• _Set exercise_:
List every line in this data where the string "color" occurs.

• _Provided data_:
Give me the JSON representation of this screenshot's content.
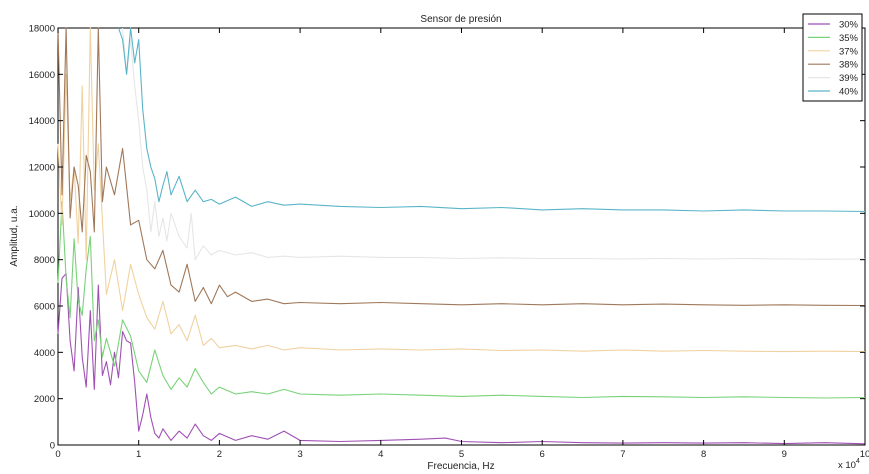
{
  "chart_data": {
    "type": "line",
    "title": "Sensor de presión",
    "xlabel": "Frecuencia, Hz",
    "ylabel": "Amplitud, u.a.",
    "x_exponent_label": "x 10",
    "x_exponent_power": "4",
    "xlim": [
      0,
      10
    ],
    "ylim": [
      0,
      18000
    ],
    "x_ticks": [
      0,
      1,
      2,
      3,
      4,
      5,
      6,
      7,
      8,
      9,
      10
    ],
    "y_ticks": [
      0,
      2000,
      4000,
      6000,
      8000,
      10000,
      12000,
      14000,
      16000,
      18000
    ],
    "grid": false,
    "legend_position": "top-right",
    "series": [
      {
        "name": "30%",
        "color": "#a050b4",
        "x": [
          0,
          0.05,
          0.1,
          0.15,
          0.2,
          0.25,
          0.3,
          0.35,
          0.4,
          0.45,
          0.5,
          0.55,
          0.6,
          0.65,
          0.7,
          0.75,
          0.8,
          0.85,
          0.9,
          0.95,
          1.0,
          1.05,
          1.1,
          1.15,
          1.2,
          1.25,
          1.3,
          1.4,
          1.5,
          1.6,
          1.7,
          1.8,
          1.9,
          2.0,
          2.2,
          2.4,
          2.6,
          2.8,
          3.0,
          3.5,
          4.0,
          4.5,
          4.8,
          5.0,
          5.5,
          6.0,
          6.5,
          7.0,
          7.5,
          8.0,
          8.5,
          9.0,
          9.5,
          10.0
        ],
        "y": [
          4800,
          7200,
          7400,
          4500,
          3200,
          6800,
          3800,
          2500,
          5800,
          2400,
          6900,
          3000,
          3600,
          2600,
          4000,
          2900,
          4900,
          4500,
          4400,
          2700,
          600,
          1300,
          2200,
          1200,
          500,
          300,
          700,
          200,
          600,
          300,
          900,
          400,
          200,
          500,
          200,
          400,
          250,
          600,
          200,
          150,
          200,
          250,
          300,
          150,
          100,
          150,
          100,
          80,
          100,
          80,
          100,
          60,
          100,
          50
        ]
      },
      {
        "name": "35%",
        "color": "#78d278",
        "x": [
          0,
          0.05,
          0.1,
          0.15,
          0.2,
          0.25,
          0.3,
          0.35,
          0.4,
          0.45,
          0.5,
          0.55,
          0.6,
          0.7,
          0.8,
          0.9,
          1.0,
          1.1,
          1.2,
          1.3,
          1.4,
          1.5,
          1.6,
          1.7,
          1.8,
          1.9,
          2.0,
          2.2,
          2.4,
          2.6,
          2.8,
          3.0,
          3.5,
          4.0,
          4.5,
          5.0,
          5.5,
          6.0,
          6.5,
          7.0,
          7.5,
          8.0,
          8.5,
          9.0,
          9.5,
          10.0
        ],
        "y": [
          7000,
          10500,
          7200,
          5500,
          8900,
          6200,
          5600,
          7600,
          9000,
          4500,
          5400,
          3800,
          4600,
          3400,
          5400,
          4700,
          3200,
          2700,
          4100,
          3000,
          2400,
          2900,
          2500,
          3300,
          2700,
          2200,
          2500,
          2200,
          2300,
          2200,
          2400,
          2200,
          2150,
          2200,
          2150,
          2100,
          2150,
          2100,
          2050,
          2100,
          2080,
          2050,
          2080,
          2050,
          2030,
          2050
        ]
      },
      {
        "name": "37%",
        "color": "#f0d2a0",
        "x": [
          0,
          0.05,
          0.1,
          0.15,
          0.2,
          0.25,
          0.3,
          0.35,
          0.4,
          0.45,
          0.5,
          0.6,
          0.7,
          0.8,
          0.9,
          1.0,
          1.1,
          1.2,
          1.3,
          1.4,
          1.5,
          1.6,
          1.7,
          1.8,
          1.9,
          2.0,
          2.2,
          2.4,
          2.6,
          2.8,
          3.0,
          3.5,
          4.0,
          4.5,
          5.0,
          5.5,
          6.0,
          6.5,
          7.0,
          7.5,
          8.0,
          8.5,
          9.0,
          9.5,
          10.0
        ],
        "y": [
          13000,
          9500,
          16000,
          10500,
          12000,
          8700,
          15500,
          8000,
          18000,
          11000,
          13000,
          6500,
          8000,
          5800,
          7800,
          6500,
          5500,
          5000,
          6200,
          4800,
          5200,
          4500,
          5600,
          4300,
          4600,
          4200,
          4300,
          4150,
          4300,
          4100,
          4200,
          4100,
          4150,
          4100,
          4150,
          4080,
          4100,
          4050,
          4100,
          4050,
          4080,
          4050,
          4030,
          4050,
          4030
        ]
      },
      {
        "name": "38%",
        "color": "#a0785a",
        "x": [
          0,
          0.05,
          0.1,
          0.15,
          0.2,
          0.25,
          0.3,
          0.35,
          0.4,
          0.45,
          0.5,
          0.55,
          0.6,
          0.7,
          0.8,
          0.9,
          1.0,
          1.1,
          1.2,
          1.3,
          1.4,
          1.5,
          1.6,
          1.7,
          1.8,
          1.9,
          2.0,
          2.1,
          2.2,
          2.4,
          2.6,
          2.8,
          3.0,
          3.5,
          4.0,
          4.5,
          5.0,
          5.5,
          6.0,
          6.5,
          7.0,
          7.5,
          8.0,
          8.5,
          9.0,
          9.5,
          10.0
        ],
        "y": [
          18000,
          10800,
          18000,
          9800,
          12000,
          11200,
          9200,
          12500,
          11800,
          9200,
          18000,
          10500,
          12000,
          10800,
          12800,
          9500,
          9700,
          8000,
          7600,
          8400,
          6900,
          6600,
          7800,
          6200,
          6800,
          6100,
          6900,
          6400,
          6600,
          6200,
          6300,
          6100,
          6150,
          6100,
          6150,
          6100,
          6050,
          6100,
          6050,
          6100,
          6050,
          6080,
          6050,
          6030,
          6050,
          6030,
          6020
        ]
      },
      {
        "name": "39%",
        "color": "#e6e6e6",
        "x": [
          0.8,
          0.85,
          0.9,
          0.95,
          1.0,
          1.05,
          1.1,
          1.15,
          1.2,
          1.25,
          1.3,
          1.35,
          1.4,
          1.5,
          1.6,
          1.65,
          1.7,
          1.8,
          1.9,
          2.0,
          2.2,
          2.4,
          2.6,
          2.8,
          3.0,
          3.5,
          4.0,
          4.5,
          5.0,
          5.5,
          6.0,
          6.5,
          7.0,
          7.5,
          8.0,
          8.5,
          9.0,
          9.5,
          10.0
        ],
        "y": [
          18000,
          16000,
          17500,
          15500,
          14000,
          12000,
          11000,
          9200,
          10500,
          9000,
          9800,
          8800,
          10000,
          9000,
          8500,
          10000,
          8000,
          8600,
          8200,
          8400,
          8200,
          8300,
          8100,
          8150,
          8100,
          8150,
          8100,
          8100,
          8050,
          8080,
          8050,
          8050,
          8030,
          8050,
          8030,
          8050,
          8030,
          8020,
          8030
        ]
      },
      {
        "name": "40%",
        "color": "#5ab4c8",
        "x": [
          0.75,
          0.8,
          0.85,
          0.9,
          0.95,
          1.0,
          1.05,
          1.1,
          1.15,
          1.2,
          1.25,
          1.3,
          1.35,
          1.4,
          1.5,
          1.6,
          1.7,
          1.8,
          1.9,
          2.0,
          2.2,
          2.4,
          2.6,
          2.8,
          3.0,
          3.5,
          4.0,
          4.5,
          5.0,
          5.5,
          6.0,
          6.5,
          7.0,
          7.5,
          8.0,
          8.5,
          9.0,
          9.5,
          10.0
        ],
        "y": [
          18000,
          17500,
          16000,
          18000,
          16500,
          17500,
          14500,
          12800,
          12000,
          11500,
          10500,
          11200,
          11800,
          10800,
          11600,
          10500,
          11000,
          10500,
          10600,
          10400,
          10700,
          10300,
          10500,
          10350,
          10400,
          10300,
          10250,
          10300,
          10200,
          10250,
          10150,
          10200,
          10150,
          10150,
          10100,
          10150,
          10100,
          10100,
          10080
        ]
      }
    ]
  }
}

• _Answer in full_:
        "color": "#a050b4",
        "color": "#78d278",
        "color": "#f0d2a0",
        "color": "#a0785a",
        "color": "#e6e6e6",
        "color": "#5ab4c8",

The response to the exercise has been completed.